#### Entries supplied:
[BEGIN]
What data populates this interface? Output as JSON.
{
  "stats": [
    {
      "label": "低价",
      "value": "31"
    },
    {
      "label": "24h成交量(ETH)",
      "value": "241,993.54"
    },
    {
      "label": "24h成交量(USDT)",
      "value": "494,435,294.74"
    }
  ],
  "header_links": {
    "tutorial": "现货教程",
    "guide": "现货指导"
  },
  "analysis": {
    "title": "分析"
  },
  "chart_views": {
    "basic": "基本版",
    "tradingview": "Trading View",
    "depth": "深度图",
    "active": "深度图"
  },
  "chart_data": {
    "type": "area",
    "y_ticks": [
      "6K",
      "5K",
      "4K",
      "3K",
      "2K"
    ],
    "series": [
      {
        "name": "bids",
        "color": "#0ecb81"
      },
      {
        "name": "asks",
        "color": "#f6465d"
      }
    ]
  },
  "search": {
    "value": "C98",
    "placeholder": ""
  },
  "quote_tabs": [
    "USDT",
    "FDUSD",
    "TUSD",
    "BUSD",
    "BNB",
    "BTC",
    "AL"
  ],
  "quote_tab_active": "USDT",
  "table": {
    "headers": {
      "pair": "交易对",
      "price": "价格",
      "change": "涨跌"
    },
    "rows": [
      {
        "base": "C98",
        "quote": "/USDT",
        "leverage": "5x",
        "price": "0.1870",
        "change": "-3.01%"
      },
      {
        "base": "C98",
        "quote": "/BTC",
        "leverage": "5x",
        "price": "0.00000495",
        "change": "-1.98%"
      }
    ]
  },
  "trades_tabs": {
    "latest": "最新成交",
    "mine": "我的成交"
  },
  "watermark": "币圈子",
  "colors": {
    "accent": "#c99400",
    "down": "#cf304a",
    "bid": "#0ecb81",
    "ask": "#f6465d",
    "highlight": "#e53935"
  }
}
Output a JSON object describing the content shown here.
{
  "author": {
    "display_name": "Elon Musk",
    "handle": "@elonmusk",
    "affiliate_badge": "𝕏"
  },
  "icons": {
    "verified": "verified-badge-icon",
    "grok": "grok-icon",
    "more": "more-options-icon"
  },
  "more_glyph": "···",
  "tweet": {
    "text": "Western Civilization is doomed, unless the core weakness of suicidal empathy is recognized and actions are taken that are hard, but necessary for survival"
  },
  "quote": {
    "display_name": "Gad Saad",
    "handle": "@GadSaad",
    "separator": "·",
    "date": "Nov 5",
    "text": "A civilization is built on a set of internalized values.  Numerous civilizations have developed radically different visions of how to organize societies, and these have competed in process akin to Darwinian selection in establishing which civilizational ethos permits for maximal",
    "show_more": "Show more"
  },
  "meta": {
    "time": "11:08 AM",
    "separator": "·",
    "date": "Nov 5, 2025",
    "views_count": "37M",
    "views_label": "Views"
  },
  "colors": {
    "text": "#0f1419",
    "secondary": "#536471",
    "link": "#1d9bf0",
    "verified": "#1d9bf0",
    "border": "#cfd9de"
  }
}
[END]
Output the lines above verbatim and in full.

#### Complete response:
What data populates this interface? Output as JSON.
{
  "stats": [
    {
      "label": "低价",
      "value": "31"
    },
    {
      "label": "24h成交量(ETH)",
      "value": "241,993.54"
    },
    {
      "label": "24h成交量(USDT)",
      "value": "494,435,294.74"
    }
  ],
  "header_links": {
    "tutorial": "现货教程",
    "guide": "现货指导"
  },
  "analysis": {
    "title": "分析"
  },
  "chart_views": {
    "basic": "基本版",
    "tradingview": "Trading View",
    "depth": "深度图",
    "active": "深度图"
  },
  "chart_data": {
    "type": "area",
    "y_ticks": [
      "6K",
      "5K",
      "4K",
      "3K",
      "2K"
    ],
    "series": [
      {
        "name": "bids",
        "color": "#0ecb81"
      },
      {
        "name": "asks",
        "color": "#f6465d"
      }
    ]
  },
  "search": {
    "value": "C98",
    "placeholder": ""
  },
  "quote_tabs": [
    "USDT",
    "FDUSD",
    "TUSD",
    "BUSD",
    "BNB",
    "BTC",
    "AL"
  ],
  "quote_tab_active": "USDT",
  "table": {
    "headers": {
      "pair": "交易对",
      "price": "价格",
      "change": "涨跌"
    },
    "rows": [
      {
        "base": "C98",
        "quote": "/USDT",
        "leverage": "5x",
        "price": "0.1870",
        "change": "-3.01%"
      },
      {
        "base": "C98",
        "quote": "/BTC",
        "leverage": "5x",
        "price": "0.00000495",
        "change": "-1.98%"
      }
    ]
  },
  "trades_tabs": {
    "latest": "最新成交",
    "mine": "我的成交"
  },
  "watermark": "币圈子",
  "colors": {
    "accent": "#c99400",
    "down": "#cf304a",
    "bid": "#0ecb81",
    "ask": "#f6465d",
    "highlight": "#e53935"
  }
}
Output a JSON object describing the content shown here.
{
  "author": {
    "display_name": "Elon Musk",
    "handle": "@elonmusk",
    "affiliate_badge": "𝕏"
  },
  "icons": {
    "verified": "verified-badge-icon",
    "grok": "grok-icon",
    "more": "more-options-icon"
  },
  "more_glyph": "···",
  "tweet": {
    "text": "Western Civilization is doomed, unless the core weakness of suicidal empathy is recognized and actions are taken that are hard, but necessary for survival"
  },
  "quote": {
    "display_name": "Gad Saad",
    "handle": "@GadSaad",
    "separator": "·",
    "date": "Nov 5",
    "text": "A civilization is built on a set of internalized values.  Numerous civilizations have developed radically different visions of how to organize societies, and these have competed in process akin to Darwinian selection in establishing which civilizational ethos permits for maximal",
    "show_more": "Show more"
  },
  "meta": {
    "time": "11:08 AM",
    "separator": "·",
    "date": "Nov 5, 2025",
    "views_count": "37M",
    "views_label": "Views"
  },
  "colors": {
    "text": "#0f1419",
    "secondary": "#536471",
    "link": "#1d9bf0",
    "verified": "#1d9bf0",
    "border": "#cfd9de"
  }
}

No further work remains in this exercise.